Find all lines in the listing that include the word "name", then copy them.

(Data to process):
________
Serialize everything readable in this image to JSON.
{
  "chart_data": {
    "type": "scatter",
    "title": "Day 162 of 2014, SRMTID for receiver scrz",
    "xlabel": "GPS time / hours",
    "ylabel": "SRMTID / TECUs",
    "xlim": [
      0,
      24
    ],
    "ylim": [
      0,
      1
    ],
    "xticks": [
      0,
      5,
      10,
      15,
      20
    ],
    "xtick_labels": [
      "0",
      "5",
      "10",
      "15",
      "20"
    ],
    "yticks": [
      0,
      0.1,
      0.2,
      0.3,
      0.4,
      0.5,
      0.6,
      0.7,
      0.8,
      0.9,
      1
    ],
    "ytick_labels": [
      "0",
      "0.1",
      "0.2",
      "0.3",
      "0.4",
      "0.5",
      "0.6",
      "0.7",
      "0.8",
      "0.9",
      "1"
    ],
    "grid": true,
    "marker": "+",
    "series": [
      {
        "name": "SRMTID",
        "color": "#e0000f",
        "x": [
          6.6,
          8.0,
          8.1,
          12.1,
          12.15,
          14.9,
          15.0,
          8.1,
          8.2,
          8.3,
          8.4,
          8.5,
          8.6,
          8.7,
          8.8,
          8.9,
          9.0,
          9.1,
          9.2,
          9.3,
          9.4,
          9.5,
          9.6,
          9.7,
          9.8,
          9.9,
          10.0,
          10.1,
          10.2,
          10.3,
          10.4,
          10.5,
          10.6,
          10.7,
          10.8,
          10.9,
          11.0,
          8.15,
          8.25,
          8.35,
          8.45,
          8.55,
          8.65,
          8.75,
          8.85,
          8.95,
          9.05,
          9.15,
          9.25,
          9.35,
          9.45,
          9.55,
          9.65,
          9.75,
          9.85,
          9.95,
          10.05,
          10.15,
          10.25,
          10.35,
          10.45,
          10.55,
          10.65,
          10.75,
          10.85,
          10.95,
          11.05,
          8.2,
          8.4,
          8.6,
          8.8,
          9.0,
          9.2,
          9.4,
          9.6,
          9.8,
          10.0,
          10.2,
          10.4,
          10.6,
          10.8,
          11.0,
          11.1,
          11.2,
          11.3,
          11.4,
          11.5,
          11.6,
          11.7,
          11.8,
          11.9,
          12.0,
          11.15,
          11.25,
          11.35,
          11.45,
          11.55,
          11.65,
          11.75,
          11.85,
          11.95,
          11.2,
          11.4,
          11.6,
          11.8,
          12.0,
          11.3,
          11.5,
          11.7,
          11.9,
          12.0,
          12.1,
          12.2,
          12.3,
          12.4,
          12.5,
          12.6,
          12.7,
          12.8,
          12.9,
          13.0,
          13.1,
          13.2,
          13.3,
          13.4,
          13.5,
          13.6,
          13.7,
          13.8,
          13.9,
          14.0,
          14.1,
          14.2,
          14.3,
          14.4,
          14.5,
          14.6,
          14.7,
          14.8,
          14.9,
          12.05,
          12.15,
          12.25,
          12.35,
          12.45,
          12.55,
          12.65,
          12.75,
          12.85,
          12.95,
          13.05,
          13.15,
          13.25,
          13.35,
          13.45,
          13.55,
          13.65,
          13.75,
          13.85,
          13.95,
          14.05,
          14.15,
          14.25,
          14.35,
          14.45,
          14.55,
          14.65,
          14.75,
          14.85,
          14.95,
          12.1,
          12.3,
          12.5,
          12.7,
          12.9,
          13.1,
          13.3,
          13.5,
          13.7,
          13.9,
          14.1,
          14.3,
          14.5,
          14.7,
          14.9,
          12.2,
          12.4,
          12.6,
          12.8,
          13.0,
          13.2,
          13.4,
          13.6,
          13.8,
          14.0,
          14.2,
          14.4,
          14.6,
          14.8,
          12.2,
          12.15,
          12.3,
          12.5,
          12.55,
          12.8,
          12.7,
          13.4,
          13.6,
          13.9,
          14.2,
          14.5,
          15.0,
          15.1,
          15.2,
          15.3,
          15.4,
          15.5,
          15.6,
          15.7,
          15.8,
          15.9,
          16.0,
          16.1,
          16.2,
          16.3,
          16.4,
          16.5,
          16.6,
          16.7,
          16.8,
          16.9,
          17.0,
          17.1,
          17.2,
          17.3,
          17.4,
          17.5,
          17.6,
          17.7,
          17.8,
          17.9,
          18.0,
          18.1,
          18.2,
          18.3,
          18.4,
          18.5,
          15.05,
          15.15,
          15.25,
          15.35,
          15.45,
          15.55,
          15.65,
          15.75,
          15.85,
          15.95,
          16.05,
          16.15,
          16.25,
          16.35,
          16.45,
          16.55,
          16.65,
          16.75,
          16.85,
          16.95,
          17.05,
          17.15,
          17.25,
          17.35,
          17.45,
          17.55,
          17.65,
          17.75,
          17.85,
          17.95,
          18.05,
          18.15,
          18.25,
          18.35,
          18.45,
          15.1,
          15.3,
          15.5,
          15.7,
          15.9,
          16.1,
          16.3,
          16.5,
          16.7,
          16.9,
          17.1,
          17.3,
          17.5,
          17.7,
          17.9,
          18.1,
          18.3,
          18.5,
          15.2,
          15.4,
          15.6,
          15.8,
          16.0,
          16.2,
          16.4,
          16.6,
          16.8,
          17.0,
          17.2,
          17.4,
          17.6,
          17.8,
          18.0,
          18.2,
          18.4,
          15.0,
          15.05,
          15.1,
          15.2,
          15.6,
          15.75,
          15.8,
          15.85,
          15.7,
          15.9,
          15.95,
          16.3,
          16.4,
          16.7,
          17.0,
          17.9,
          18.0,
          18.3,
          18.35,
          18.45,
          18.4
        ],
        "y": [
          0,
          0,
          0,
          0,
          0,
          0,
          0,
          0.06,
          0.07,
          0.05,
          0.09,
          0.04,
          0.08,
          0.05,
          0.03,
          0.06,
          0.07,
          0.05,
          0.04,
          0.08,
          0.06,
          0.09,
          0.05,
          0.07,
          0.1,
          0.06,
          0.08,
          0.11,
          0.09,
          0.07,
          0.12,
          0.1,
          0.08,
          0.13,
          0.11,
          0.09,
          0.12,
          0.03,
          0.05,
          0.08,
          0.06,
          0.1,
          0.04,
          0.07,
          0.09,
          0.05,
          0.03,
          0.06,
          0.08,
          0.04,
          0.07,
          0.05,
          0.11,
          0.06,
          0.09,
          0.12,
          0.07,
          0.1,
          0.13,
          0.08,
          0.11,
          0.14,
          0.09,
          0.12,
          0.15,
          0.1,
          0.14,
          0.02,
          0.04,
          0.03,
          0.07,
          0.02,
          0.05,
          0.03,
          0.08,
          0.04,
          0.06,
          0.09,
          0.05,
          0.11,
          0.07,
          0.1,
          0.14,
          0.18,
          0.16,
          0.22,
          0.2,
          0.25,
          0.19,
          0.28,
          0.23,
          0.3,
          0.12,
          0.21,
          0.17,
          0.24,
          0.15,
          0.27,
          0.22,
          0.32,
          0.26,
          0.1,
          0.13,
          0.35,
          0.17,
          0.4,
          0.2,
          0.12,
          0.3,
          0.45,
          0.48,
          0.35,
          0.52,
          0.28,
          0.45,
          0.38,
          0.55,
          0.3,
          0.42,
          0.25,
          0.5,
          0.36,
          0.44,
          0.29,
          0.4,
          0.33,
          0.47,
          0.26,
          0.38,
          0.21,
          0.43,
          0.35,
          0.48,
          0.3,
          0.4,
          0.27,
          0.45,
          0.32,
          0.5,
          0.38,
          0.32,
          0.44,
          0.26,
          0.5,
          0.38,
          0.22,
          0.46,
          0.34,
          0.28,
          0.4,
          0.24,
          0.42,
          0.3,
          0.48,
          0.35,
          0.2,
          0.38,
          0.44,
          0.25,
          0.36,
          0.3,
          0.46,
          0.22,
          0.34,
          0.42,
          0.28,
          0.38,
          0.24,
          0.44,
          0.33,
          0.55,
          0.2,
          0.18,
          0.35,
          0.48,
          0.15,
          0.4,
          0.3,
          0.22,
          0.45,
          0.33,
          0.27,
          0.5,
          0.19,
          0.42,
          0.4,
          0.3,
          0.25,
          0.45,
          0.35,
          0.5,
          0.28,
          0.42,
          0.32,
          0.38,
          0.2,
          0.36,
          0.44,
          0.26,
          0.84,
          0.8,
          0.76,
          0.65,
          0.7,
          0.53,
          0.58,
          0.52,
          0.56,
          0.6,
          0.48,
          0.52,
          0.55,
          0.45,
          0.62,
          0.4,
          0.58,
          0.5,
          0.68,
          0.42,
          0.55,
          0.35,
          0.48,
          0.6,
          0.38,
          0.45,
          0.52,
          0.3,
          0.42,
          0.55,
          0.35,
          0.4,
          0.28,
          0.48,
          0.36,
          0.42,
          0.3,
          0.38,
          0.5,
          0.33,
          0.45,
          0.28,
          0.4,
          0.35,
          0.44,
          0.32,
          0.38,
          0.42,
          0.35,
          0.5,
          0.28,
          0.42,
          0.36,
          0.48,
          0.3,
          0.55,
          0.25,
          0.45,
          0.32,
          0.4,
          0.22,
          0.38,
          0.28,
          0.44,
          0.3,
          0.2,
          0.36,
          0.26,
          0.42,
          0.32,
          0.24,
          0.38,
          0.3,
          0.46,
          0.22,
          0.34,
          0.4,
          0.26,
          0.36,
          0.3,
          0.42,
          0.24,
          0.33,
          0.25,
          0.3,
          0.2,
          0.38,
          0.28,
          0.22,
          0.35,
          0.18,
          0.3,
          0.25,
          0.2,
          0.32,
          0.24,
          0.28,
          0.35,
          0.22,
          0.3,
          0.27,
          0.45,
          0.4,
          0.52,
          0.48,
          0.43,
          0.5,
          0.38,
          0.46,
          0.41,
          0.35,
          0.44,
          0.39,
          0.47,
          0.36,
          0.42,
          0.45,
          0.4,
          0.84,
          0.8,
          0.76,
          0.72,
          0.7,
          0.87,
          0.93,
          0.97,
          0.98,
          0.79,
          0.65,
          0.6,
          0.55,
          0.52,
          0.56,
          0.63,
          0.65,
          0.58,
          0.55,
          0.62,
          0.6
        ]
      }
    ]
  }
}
________
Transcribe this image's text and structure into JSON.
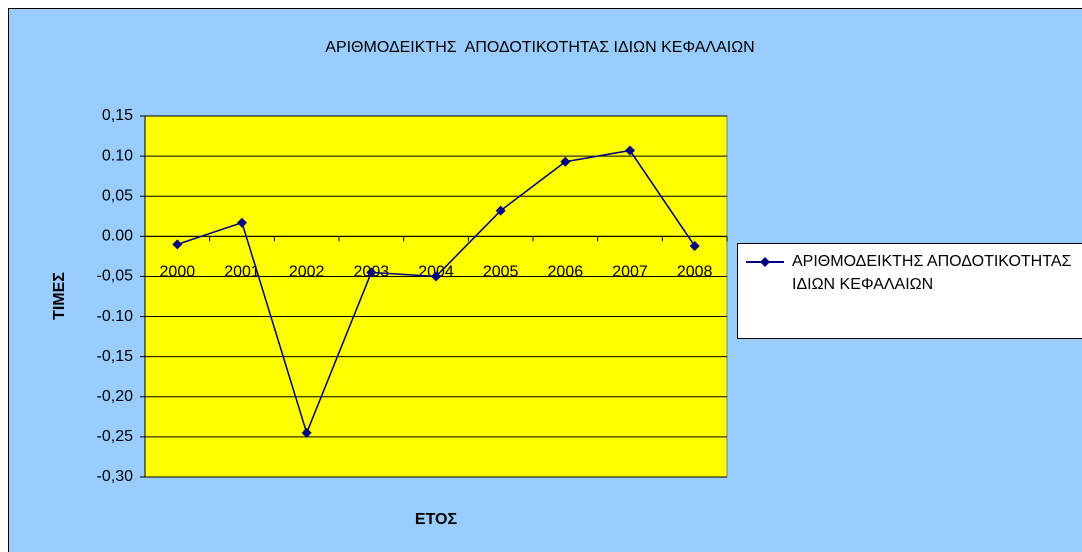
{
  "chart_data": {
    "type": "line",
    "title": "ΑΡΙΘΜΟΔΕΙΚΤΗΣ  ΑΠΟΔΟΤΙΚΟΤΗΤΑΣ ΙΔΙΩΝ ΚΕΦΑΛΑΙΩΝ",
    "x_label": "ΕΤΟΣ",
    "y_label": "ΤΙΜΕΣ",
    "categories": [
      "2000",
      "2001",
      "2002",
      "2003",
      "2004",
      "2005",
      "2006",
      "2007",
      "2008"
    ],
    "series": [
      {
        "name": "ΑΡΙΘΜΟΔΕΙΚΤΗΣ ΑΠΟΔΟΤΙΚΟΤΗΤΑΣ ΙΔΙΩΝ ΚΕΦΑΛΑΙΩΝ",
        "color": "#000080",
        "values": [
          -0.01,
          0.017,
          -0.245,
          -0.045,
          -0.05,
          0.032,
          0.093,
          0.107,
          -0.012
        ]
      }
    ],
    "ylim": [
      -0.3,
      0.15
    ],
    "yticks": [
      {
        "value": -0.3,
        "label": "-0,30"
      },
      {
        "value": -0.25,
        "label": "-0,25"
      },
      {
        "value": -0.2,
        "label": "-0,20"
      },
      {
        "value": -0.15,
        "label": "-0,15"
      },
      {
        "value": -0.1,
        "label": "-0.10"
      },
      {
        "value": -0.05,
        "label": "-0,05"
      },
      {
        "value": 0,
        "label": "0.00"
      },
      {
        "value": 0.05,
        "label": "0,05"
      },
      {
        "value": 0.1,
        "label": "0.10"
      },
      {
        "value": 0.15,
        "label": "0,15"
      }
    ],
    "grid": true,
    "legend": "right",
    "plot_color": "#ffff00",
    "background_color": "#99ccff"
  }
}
________
(Written reply):
        "name": "SRMTID",
        "name": "ΑΡΙΘΜΟΔΕΙΚΤΗΣ ΑΠΟΔΟΤΙΚΟΤΗΤΑΣ ΙΔΙΩΝ ΚΕΦΑΛΑΙΩΝ",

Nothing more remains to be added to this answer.